■ **Your instructions**
Reproduce the listing below in full and without alteration, apart from its pictures.

■ **Collected data**
○ ○ ○ ○ ○ ○ ○

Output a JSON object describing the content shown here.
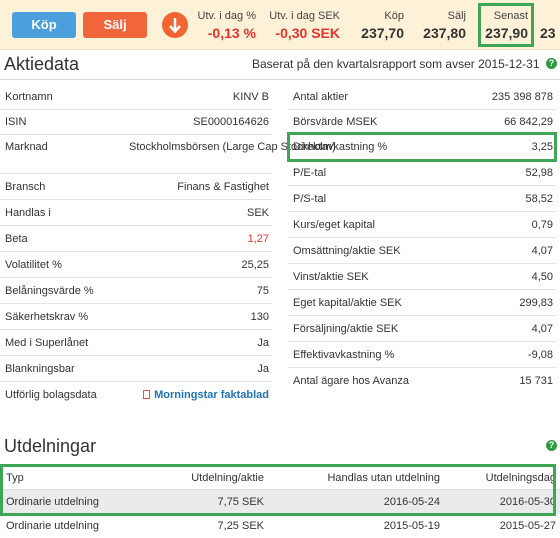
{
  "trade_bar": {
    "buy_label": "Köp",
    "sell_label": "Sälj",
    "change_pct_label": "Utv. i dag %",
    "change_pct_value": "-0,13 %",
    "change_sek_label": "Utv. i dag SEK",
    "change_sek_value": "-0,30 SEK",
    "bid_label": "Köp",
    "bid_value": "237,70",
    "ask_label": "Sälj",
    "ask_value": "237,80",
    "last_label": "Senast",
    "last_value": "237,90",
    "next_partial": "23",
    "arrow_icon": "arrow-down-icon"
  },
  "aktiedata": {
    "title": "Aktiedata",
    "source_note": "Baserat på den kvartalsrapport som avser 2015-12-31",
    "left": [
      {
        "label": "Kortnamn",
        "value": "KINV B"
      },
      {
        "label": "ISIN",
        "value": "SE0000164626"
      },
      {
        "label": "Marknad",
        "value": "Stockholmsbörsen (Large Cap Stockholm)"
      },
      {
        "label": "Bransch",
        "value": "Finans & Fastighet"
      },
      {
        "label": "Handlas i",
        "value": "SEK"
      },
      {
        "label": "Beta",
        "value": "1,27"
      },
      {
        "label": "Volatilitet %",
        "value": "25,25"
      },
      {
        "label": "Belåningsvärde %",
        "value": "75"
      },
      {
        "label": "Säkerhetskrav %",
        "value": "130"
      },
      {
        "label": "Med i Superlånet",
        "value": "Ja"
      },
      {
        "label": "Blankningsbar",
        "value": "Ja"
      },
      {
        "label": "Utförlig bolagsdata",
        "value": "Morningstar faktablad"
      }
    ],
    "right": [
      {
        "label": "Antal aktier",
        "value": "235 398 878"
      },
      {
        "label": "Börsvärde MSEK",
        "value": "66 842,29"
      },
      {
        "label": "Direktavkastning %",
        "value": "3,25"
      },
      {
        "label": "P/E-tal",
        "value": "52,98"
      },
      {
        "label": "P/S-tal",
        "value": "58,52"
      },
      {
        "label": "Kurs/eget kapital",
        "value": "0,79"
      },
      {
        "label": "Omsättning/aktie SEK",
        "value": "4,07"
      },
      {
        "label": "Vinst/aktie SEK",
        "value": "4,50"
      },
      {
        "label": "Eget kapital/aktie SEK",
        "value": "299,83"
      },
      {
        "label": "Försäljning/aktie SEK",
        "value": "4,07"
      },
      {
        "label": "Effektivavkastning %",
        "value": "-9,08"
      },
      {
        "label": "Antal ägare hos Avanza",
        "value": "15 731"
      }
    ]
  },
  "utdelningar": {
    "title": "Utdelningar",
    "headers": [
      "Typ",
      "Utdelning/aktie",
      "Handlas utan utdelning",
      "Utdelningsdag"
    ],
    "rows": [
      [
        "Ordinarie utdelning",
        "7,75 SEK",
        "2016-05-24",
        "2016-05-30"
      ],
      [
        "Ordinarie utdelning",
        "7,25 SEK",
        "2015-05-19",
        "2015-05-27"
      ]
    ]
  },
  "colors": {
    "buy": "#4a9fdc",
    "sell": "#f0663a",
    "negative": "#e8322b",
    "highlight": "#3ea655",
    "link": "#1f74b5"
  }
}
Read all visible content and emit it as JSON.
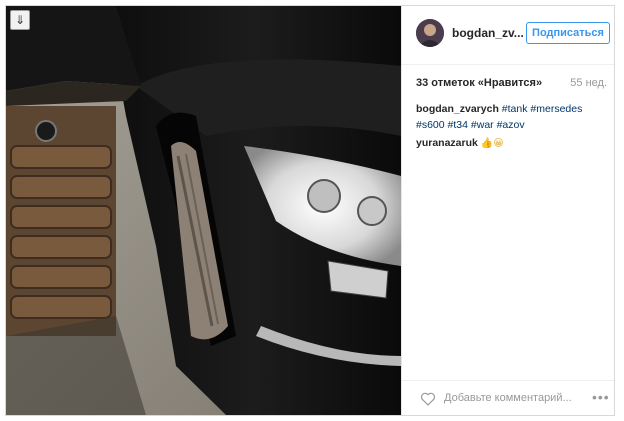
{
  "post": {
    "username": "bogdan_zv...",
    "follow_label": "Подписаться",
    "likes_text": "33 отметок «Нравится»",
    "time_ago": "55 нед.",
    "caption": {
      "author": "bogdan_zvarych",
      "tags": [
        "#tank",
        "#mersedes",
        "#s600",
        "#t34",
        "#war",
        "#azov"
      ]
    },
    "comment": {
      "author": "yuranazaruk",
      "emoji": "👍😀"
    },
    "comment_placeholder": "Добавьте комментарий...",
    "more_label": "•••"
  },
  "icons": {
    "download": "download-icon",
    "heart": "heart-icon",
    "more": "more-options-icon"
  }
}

○ ○ ○ ○ ○ ○ ○

■ **The response**
Output a JSON object describing the content shown here.
{
  "trade_bar": {
    "buy_label": "Köp",
    "sell_label": "Sälj",
    "change_pct_label": "Utv. i dag %",
    "change_pct_value": "-0,13 %",
    "change_sek_label": "Utv. i dag SEK",
    "change_sek_value": "-0,30 SEK",
    "bid_label": "Köp",
    "bid_value": "237,70",
    "ask_label": "Sälj",
    "ask_value": "237,80",
    "last_label": "Senast",
    "last_value": "237,90",
    "next_partial": "23",
    "arrow_icon": "arrow-down-icon"
  },
  "aktiedata": {
    "title": "Aktiedata",
    "source_note": "Baserat på den kvartalsrapport som avser 2015-12-31",
    "left": [
      {
        "label": "Kortnamn",
        "value": "KINV B"
      },
      {
        "label": "ISIN",
        "value": "SE0000164626"
      },
      {
        "label": "Marknad",
        "value": "Stockholmsbörsen (Large Cap Stockholm)"
      },
      {
        "label": "Bransch",
        "value": "Finans & Fastighet"
      },
      {
        "label": "Handlas i",
        "value": "SEK"
      },
      {
        "label": "Beta",
        "value": "1,27"
      },
      {
        "label": "Volatilitet %",
        "value": "25,25"
      },
      {
        "label": "Belåningsvärde %",
        "value": "75"
      },
      {
        "label": "Säkerhetskrav %",
        "value": "130"
      },
      {
        "label": "Med i Superlånet",
        "value": "Ja"
      },
      {
        "label": "Blankningsbar",
        "value": "Ja"
      },
      {
        "label": "Utförlig bolagsdata",
        "value": "Morningstar faktablad"
      }
    ],
    "right": [
      {
        "label": "Antal aktier",
        "value": "235 398 878"
      },
      {
        "label": "Börsvärde MSEK",
        "value": "66 842,29"
      },
      {
        "label": "Direktavkastning %",
        "value": "3,25"
      },
      {
        "label": "P/E-tal",
        "value": "52,98"
      },
      {
        "label": "P/S-tal",
        "value": "58,52"
      },
      {
        "label": "Kurs/eget kapital",
        "value": "0,79"
      },
      {
        "label": "Omsättning/aktie SEK",
        "value": "4,07"
      },
      {
        "label": "Vinst/aktie SEK",
        "value": "4,50"
      },
      {
        "label": "Eget kapital/aktie SEK",
        "value": "299,83"
      },
      {
        "label": "Försäljning/aktie SEK",
        "value": "4,07"
      },
      {
        "label": "Effektivavkastning %",
        "value": "-9,08"
      },
      {
        "label": "Antal ägare hos Avanza",
        "value": "15 731"
      }
    ]
  },
  "utdelningar": {
    "title": "Utdelningar",
    "headers": [
      "Typ",
      "Utdelning/aktie",
      "Handlas utan utdelning",
      "Utdelningsdag"
    ],
    "rows": [
      [
        "Ordinarie utdelning",
        "7,75 SEK",
        "2016-05-24",
        "2016-05-30"
      ],
      [
        "Ordinarie utdelning",
        "7,25 SEK",
        "2015-05-19",
        "2015-05-27"
      ]
    ]
  },
  "colors": {
    "buy": "#4a9fdc",
    "sell": "#f0663a",
    "negative": "#e8322b",
    "highlight": "#3ea655",
    "link": "#1f74b5"
  }
}
Read all visible content and emit it as JSON.
{
  "post": {
    "username": "bogdan_zv...",
    "follow_label": "Подписаться",
    "likes_text": "33 отметок «Нравится»",
    "time_ago": "55 нед.",
    "caption": {
      "author": "bogdan_zvarych",
      "tags": [
        "#tank",
        "#mersedes",
        "#s600",
        "#t34",
        "#war",
        "#azov"
      ]
    },
    "comment": {
      "author": "yuranazaruk",
      "emoji": "👍😀"
    },
    "comment_placeholder": "Добавьте комментарий...",
    "more_label": "•••"
  },
  "icons": {
    "download": "download-icon",
    "heart": "heart-icon",
    "more": "more-options-icon"
  }
}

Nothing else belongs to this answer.